Using the listing below, copy every line that mentions "shHELLS".

Information: Begin

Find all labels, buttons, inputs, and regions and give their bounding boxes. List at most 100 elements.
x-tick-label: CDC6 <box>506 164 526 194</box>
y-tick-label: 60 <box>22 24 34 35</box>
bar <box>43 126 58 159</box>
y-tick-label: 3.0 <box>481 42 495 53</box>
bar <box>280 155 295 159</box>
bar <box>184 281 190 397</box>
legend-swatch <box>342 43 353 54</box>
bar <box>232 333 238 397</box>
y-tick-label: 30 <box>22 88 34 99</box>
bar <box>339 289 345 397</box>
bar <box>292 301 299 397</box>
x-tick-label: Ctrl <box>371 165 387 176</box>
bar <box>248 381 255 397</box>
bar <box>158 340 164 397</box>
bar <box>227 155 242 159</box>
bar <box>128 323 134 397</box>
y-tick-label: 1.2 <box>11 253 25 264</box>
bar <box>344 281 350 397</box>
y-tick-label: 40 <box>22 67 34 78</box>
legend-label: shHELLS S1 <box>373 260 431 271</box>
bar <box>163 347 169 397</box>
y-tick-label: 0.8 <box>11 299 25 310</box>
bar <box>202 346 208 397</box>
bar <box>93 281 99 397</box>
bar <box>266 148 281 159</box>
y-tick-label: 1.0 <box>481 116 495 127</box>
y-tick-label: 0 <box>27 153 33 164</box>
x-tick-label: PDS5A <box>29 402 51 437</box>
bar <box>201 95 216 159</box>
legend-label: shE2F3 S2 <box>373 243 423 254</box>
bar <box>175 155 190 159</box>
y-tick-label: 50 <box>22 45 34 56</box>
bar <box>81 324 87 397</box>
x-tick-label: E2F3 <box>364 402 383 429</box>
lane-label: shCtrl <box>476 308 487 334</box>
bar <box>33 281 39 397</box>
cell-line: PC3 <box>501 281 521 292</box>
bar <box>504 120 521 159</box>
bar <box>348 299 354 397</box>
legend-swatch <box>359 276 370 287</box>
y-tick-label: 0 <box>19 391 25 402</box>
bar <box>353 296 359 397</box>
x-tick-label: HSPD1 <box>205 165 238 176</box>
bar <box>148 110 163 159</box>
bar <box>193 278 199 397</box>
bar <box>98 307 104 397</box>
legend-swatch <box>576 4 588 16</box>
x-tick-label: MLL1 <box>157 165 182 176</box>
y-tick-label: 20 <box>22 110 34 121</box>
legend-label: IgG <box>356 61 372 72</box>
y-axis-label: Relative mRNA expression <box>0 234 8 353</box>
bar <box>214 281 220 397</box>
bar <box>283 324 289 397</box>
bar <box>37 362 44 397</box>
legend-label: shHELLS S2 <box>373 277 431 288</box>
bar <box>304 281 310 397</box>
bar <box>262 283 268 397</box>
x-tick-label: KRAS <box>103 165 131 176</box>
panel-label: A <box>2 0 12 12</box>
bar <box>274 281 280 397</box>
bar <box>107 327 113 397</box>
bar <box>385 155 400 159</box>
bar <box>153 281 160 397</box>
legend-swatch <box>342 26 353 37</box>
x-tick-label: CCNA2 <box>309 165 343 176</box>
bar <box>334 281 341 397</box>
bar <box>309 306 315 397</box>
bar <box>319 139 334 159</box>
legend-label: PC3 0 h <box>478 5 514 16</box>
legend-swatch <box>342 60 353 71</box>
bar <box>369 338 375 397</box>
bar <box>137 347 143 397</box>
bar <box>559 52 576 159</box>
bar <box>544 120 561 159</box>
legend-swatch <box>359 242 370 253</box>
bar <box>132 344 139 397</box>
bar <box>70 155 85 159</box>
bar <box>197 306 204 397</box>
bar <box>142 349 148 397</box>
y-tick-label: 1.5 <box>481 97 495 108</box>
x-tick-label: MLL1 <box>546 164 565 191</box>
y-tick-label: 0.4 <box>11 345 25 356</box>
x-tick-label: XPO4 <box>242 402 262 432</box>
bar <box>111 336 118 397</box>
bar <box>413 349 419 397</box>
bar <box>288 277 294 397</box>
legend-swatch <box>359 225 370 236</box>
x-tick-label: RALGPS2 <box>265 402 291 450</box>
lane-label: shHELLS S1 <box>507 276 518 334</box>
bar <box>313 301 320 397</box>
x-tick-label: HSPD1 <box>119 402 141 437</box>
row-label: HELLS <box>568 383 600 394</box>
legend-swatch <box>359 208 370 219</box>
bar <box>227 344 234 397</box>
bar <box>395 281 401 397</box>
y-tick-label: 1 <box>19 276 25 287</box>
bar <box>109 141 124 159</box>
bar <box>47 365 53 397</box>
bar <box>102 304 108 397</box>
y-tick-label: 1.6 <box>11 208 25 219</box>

Information: End

## Answer space
legend-label: shHELLS S1 <box>373 260 431 271</box>
legend-label: shHELLS S2 <box>373 277 431 288</box>
lane-label: shHELLS S1 <box>507 276 518 334</box>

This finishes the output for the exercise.